>> Begin
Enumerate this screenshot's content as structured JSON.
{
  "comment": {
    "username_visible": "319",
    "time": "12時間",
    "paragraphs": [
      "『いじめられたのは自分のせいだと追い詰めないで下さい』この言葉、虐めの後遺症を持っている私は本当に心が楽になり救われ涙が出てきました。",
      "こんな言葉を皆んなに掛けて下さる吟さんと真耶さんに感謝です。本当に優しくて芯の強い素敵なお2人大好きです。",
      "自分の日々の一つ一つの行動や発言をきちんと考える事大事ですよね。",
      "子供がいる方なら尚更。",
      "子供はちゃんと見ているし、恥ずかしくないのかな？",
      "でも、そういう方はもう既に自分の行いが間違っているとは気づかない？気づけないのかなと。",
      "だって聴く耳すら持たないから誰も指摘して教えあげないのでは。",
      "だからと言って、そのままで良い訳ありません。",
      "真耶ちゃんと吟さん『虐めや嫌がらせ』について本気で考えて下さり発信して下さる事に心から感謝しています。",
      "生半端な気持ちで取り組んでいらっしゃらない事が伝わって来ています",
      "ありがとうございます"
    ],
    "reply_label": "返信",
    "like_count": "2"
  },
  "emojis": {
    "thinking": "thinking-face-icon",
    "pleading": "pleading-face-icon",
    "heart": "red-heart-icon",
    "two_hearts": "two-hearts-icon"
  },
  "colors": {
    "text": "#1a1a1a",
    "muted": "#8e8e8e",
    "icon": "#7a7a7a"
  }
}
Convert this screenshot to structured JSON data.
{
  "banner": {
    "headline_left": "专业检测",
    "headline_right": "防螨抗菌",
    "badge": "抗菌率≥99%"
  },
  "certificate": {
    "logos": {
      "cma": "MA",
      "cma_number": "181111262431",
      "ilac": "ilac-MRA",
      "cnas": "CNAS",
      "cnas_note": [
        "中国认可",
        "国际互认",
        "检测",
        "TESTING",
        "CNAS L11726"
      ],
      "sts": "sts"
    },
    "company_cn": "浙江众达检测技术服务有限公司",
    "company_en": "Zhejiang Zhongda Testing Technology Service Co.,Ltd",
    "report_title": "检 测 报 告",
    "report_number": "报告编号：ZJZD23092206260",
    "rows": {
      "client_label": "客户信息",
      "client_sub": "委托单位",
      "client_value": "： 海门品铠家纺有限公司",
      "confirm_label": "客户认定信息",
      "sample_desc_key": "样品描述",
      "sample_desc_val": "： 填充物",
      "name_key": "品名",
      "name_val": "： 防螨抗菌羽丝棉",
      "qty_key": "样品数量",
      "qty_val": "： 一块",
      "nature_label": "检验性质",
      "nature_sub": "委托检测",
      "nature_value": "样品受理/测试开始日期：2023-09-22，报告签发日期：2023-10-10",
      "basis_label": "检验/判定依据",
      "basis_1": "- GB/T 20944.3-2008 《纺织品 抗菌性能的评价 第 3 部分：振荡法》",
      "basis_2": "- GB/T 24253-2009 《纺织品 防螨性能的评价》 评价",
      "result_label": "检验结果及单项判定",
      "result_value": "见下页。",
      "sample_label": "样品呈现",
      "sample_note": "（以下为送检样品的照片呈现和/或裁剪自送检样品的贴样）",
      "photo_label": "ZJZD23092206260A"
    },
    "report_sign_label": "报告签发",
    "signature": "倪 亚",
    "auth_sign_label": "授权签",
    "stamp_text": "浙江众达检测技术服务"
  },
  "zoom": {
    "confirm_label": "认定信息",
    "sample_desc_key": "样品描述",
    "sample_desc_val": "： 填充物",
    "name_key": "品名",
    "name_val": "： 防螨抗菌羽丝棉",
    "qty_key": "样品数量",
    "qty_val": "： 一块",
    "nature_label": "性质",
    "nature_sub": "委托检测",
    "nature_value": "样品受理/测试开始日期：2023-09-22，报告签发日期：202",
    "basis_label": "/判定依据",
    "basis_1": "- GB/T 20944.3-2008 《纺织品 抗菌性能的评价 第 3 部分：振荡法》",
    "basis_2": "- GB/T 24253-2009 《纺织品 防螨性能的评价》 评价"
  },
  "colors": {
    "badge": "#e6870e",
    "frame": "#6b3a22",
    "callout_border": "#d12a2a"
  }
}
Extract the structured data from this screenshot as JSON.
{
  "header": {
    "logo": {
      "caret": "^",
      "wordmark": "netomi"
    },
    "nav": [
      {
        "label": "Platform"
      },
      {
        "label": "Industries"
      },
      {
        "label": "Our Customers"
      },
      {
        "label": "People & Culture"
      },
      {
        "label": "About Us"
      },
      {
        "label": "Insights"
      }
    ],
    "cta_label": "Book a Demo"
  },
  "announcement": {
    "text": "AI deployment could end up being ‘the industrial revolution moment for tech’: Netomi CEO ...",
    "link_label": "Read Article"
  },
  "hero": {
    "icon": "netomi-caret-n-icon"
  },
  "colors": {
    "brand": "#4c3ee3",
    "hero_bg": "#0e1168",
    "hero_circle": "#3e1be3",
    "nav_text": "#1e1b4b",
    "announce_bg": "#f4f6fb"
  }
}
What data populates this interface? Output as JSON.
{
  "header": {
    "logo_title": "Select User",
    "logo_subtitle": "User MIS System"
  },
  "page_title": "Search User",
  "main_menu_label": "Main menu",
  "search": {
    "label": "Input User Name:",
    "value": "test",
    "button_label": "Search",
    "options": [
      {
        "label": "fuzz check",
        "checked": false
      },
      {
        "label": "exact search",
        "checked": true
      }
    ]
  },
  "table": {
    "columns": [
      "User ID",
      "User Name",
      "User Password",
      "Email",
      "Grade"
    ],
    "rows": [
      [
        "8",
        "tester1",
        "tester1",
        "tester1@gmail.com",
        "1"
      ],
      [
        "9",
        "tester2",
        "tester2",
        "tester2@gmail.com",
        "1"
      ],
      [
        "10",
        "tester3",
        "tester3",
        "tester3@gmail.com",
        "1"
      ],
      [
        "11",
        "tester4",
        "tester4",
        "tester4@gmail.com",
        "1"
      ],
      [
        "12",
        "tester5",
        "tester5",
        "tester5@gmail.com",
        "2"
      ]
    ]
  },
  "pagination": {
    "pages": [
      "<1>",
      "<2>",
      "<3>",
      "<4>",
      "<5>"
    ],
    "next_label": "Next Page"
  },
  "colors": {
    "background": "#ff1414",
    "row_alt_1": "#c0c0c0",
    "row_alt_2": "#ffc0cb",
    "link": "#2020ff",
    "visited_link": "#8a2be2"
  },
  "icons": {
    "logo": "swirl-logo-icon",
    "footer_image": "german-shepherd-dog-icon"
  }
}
>> End
PROBLEM REQUIREMENTS →
List all lines above in which the string "gmail" appears.

ANSWER BELOW →
        "tester1@gmail.com",
        "tester2@gmail.com",
        "tester3@gmail.com",
        "tester4@gmail.com",
        "tester5@gmail.com",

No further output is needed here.